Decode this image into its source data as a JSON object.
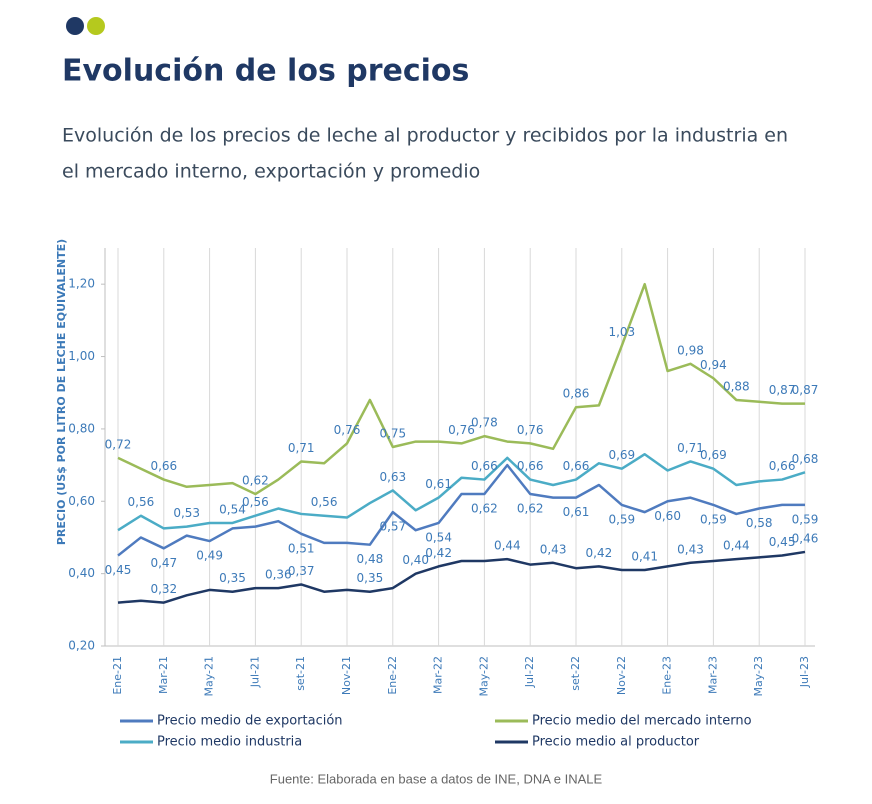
{
  "header": {
    "title": "Evolución de los precios",
    "subtitle_lines": [
      "Evolución de los precios de leche al productor y recibidos por la industria en",
      "el mercado interno, exportación y promedio"
    ]
  },
  "chart_data": {
    "type": "line",
    "y_label": "PRECIO (US$ POR LITRO DE LECHE EQUIVALENTE)",
    "categories": [
      "Ene-21",
      null,
      "Mar-21",
      null,
      "May-21",
      null,
      "Jul-21",
      null,
      "set-21",
      null,
      "Nov-21",
      null,
      "Ene-22",
      null,
      "Mar-22",
      null,
      "May-22",
      null,
      "Jul-22",
      null,
      "set-22",
      null,
      "Nov-22",
      null,
      "Ene-23",
      null,
      "Mar-23",
      null,
      "May-23",
      null,
      "Jul-23"
    ],
    "ylim": [
      0.2,
      1.3
    ],
    "yticks": [
      {
        "value": 0.2,
        "label": "0,20"
      },
      {
        "value": 0.4,
        "label": "0,40"
      },
      {
        "value": 0.6,
        "label": "0,60"
      },
      {
        "value": 0.8,
        "label": "0,80"
      },
      {
        "value": 1.0,
        "label": "1,00"
      },
      {
        "value": 1.2,
        "label": "1,20"
      }
    ],
    "grid": true,
    "label_color": "#3d7ab8",
    "series": [
      {
        "name": "Precio medio de exportación",
        "color": "#4f7bbf",
        "label_side": "below",
        "values": [
          0.45,
          0.5,
          0.47,
          0.505,
          0.49,
          0.525,
          0.53,
          0.545,
          0.51,
          0.485,
          0.485,
          0.48,
          0.57,
          0.52,
          0.54,
          0.62,
          0.62,
          0.7,
          0.62,
          0.61,
          0.61,
          0.645,
          0.59,
          0.57,
          0.6,
          0.61,
          0.59,
          0.565,
          0.58,
          0.59,
          0.59
        ],
        "value_labels": [
          "0,45",
          null,
          "0,47",
          null,
          "0,49",
          null,
          null,
          null,
          "0,51",
          null,
          null,
          "0,48",
          "0,57",
          null,
          "0,54",
          null,
          "0,62",
          null,
          "0,62",
          null,
          "0,61",
          null,
          "0,59",
          null,
          "0,60",
          null,
          "0,59",
          null,
          "0,58",
          null,
          "0,59"
        ]
      },
      {
        "name": "Precio medio del mercado interno",
        "color": "#9bbb59",
        "label_side": "above",
        "values": [
          0.72,
          0.69,
          0.66,
          0.64,
          0.645,
          0.65,
          0.62,
          0.66,
          0.71,
          0.705,
          0.76,
          0.88,
          0.75,
          0.765,
          0.765,
          0.76,
          0.78,
          0.765,
          0.76,
          0.745,
          0.86,
          0.865,
          1.03,
          1.2,
          0.96,
          0.98,
          0.94,
          0.88,
          0.875,
          0.87,
          0.87
        ],
        "value_labels": [
          "0,72",
          null,
          "0,66",
          null,
          null,
          null,
          "0,62",
          null,
          "0,71",
          null,
          "0,76",
          null,
          "0,75",
          null,
          null,
          "0,76",
          "0,78",
          null,
          "0,76",
          null,
          "0,86",
          null,
          "1,03",
          null,
          null,
          "0,98",
          "0,94",
          "0,88",
          null,
          "0,87",
          "0,87"
        ]
      },
      {
        "name": "Precio medio industria",
        "color": "#4bacc6",
        "label_side": "above",
        "values": [
          0.52,
          0.56,
          0.525,
          0.53,
          0.54,
          0.54,
          0.56,
          0.58,
          0.565,
          0.56,
          0.555,
          0.595,
          0.63,
          0.575,
          0.61,
          0.665,
          0.66,
          0.72,
          0.66,
          0.645,
          0.66,
          0.705,
          0.69,
          0.73,
          0.685,
          0.71,
          0.69,
          0.645,
          0.655,
          0.66,
          0.68
        ],
        "value_labels": [
          null,
          "0,56",
          null,
          "0,53",
          null,
          "0,54",
          "0,56",
          null,
          null,
          "0,56",
          null,
          null,
          "0,63",
          null,
          "0,61",
          null,
          "0,66",
          null,
          "0,66",
          null,
          "0,66",
          null,
          "0,69",
          null,
          null,
          "0,71",
          "0,69",
          null,
          null,
          "0,66",
          "0,68"
        ]
      },
      {
        "name": "Precio medio al productor",
        "color": "#1f3864",
        "label_side": "above",
        "values": [
          0.32,
          0.325,
          0.32,
          0.34,
          0.355,
          0.35,
          0.36,
          0.36,
          0.37,
          0.35,
          0.355,
          0.35,
          0.36,
          0.4,
          0.42,
          0.435,
          0.435,
          0.44,
          0.425,
          0.43,
          0.415,
          0.42,
          0.41,
          0.41,
          0.42,
          0.43,
          0.435,
          0.44,
          0.445,
          0.45,
          0.46
        ],
        "value_labels": [
          null,
          null,
          "0,32",
          null,
          null,
          "0,35",
          null,
          "0,36",
          "0,37",
          null,
          null,
          "0,35",
          null,
          "0,40",
          "0,42",
          null,
          null,
          "0,44",
          null,
          "0,43",
          null,
          "0,42",
          null,
          "0,41",
          null,
          "0,43",
          null,
          "0,44",
          null,
          "0,45",
          "0,46"
        ]
      }
    ],
    "source": "Fuente: Elaborada en base a datos de INE, DNA e INALE"
  }
}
::::
Take the records above and transcribe them exactly, dropping every picture.

**Exercise solution**
Decode this image into its source data as a JSON object.
{
  "header": {
    "title": "Evolución de los precios",
    "subtitle_lines": [
      "Evolución de los precios de leche al productor y recibidos por la industria en",
      "el mercado interno, exportación y promedio"
    ]
  },
  "chart_data": {
    "type": "line",
    "y_label": "PRECIO (US$ POR LITRO DE LECHE EQUIVALENTE)",
    "categories": [
      "Ene-21",
      null,
      "Mar-21",
      null,
      "May-21",
      null,
      "Jul-21",
      null,
      "set-21",
      null,
      "Nov-21",
      null,
      "Ene-22",
      null,
      "Mar-22",
      null,
      "May-22",
      null,
      "Jul-22",
      null,
      "set-22",
      null,
      "Nov-22",
      null,
      "Ene-23",
      null,
      "Mar-23",
      null,
      "May-23",
      null,
      "Jul-23"
    ],
    "ylim": [
      0.2,
      1.3
    ],
    "yticks": [
      {
        "value": 0.2,
        "label": "0,20"
      },
      {
        "value": 0.4,
        "label": "0,40"
      },
      {
        "value": 0.6,
        "label": "0,60"
      },
      {
        "value": 0.8,
        "label": "0,80"
      },
      {
        "value": 1.0,
        "label": "1,00"
      },
      {
        "value": 1.2,
        "label": "1,20"
      }
    ],
    "grid": true,
    "label_color": "#3d7ab8",
    "series": [
      {
        "name": "Precio medio de exportación",
        "color": "#4f7bbf",
        "label_side": "below",
        "values": [
          0.45,
          0.5,
          0.47,
          0.505,
          0.49,
          0.525,
          0.53,
          0.545,
          0.51,
          0.485,
          0.485,
          0.48,
          0.57,
          0.52,
          0.54,
          0.62,
          0.62,
          0.7,
          0.62,
          0.61,
          0.61,
          0.645,
          0.59,
          0.57,
          0.6,
          0.61,
          0.59,
          0.565,
          0.58,
          0.59,
          0.59
        ],
        "value_labels": [
          "0,45",
          null,
          "0,47",
          null,
          "0,49",
          null,
          null,
          null,
          "0,51",
          null,
          null,
          "0,48",
          "0,57",
          null,
          "0,54",
          null,
          "0,62",
          null,
          "0,62",
          null,
          "0,61",
          null,
          "0,59",
          null,
          "0,60",
          null,
          "0,59",
          null,
          "0,58",
          null,
          "0,59"
        ]
      },
      {
        "name": "Precio medio del mercado interno",
        "color": "#9bbb59",
        "label_side": "above",
        "values": [
          0.72,
          0.69,
          0.66,
          0.64,
          0.645,
          0.65,
          0.62,
          0.66,
          0.71,
          0.705,
          0.76,
          0.88,
          0.75,
          0.765,
          0.765,
          0.76,
          0.78,
          0.765,
          0.76,
          0.745,
          0.86,
          0.865,
          1.03,
          1.2,
          0.96,
          0.98,
          0.94,
          0.88,
          0.875,
          0.87,
          0.87
        ],
        "value_labels": [
          "0,72",
          null,
          "0,66",
          null,
          null,
          null,
          "0,62",
          null,
          "0,71",
          null,
          "0,76",
          null,
          "0,75",
          null,
          null,
          "0,76",
          "0,78",
          null,
          "0,76",
          null,
          "0,86",
          null,
          "1,03",
          null,
          null,
          "0,98",
          "0,94",
          "0,88",
          null,
          "0,87",
          "0,87"
        ]
      },
      {
        "name": "Precio medio industria",
        "color": "#4bacc6",
        "label_side": "above",
        "values": [
          0.52,
          0.56,
          0.525,
          0.53,
          0.54,
          0.54,
          0.56,
          0.58,
          0.565,
          0.56,
          0.555,
          0.595,
          0.63,
          0.575,
          0.61,
          0.665,
          0.66,
          0.72,
          0.66,
          0.645,
          0.66,
          0.705,
          0.69,
          0.73,
          0.685,
          0.71,
          0.69,
          0.645,
          0.655,
          0.66,
          0.68
        ],
        "value_labels": [
          null,
          "0,56",
          null,
          "0,53",
          null,
          "0,54",
          "0,56",
          null,
          null,
          "0,56",
          null,
          null,
          "0,63",
          null,
          "0,61",
          null,
          "0,66",
          null,
          "0,66",
          null,
          "0,66",
          null,
          "0,69",
          null,
          null,
          "0,71",
          "0,69",
          null,
          null,
          "0,66",
          "0,68"
        ]
      },
      {
        "name": "Precio medio al productor",
        "color": "#1f3864",
        "label_side": "above",
        "values": [
          0.32,
          0.325,
          0.32,
          0.34,
          0.355,
          0.35,
          0.36,
          0.36,
          0.37,
          0.35,
          0.355,
          0.35,
          0.36,
          0.4,
          0.42,
          0.435,
          0.435,
          0.44,
          0.425,
          0.43,
          0.415,
          0.42,
          0.41,
          0.41,
          0.42,
          0.43,
          0.435,
          0.44,
          0.445,
          0.45,
          0.46
        ],
        "value_labels": [
          null,
          null,
          "0,32",
          null,
          null,
          "0,35",
          null,
          "0,36",
          "0,37",
          null,
          null,
          "0,35",
          null,
          "0,40",
          "0,42",
          null,
          null,
          "0,44",
          null,
          "0,43",
          null,
          "0,42",
          null,
          "0,41",
          null,
          "0,43",
          null,
          "0,44",
          null,
          "0,45",
          "0,46"
        ]
      }
    ],
    "source": "Fuente: Elaborada en base a datos de INE, DNA e INALE"
  }
}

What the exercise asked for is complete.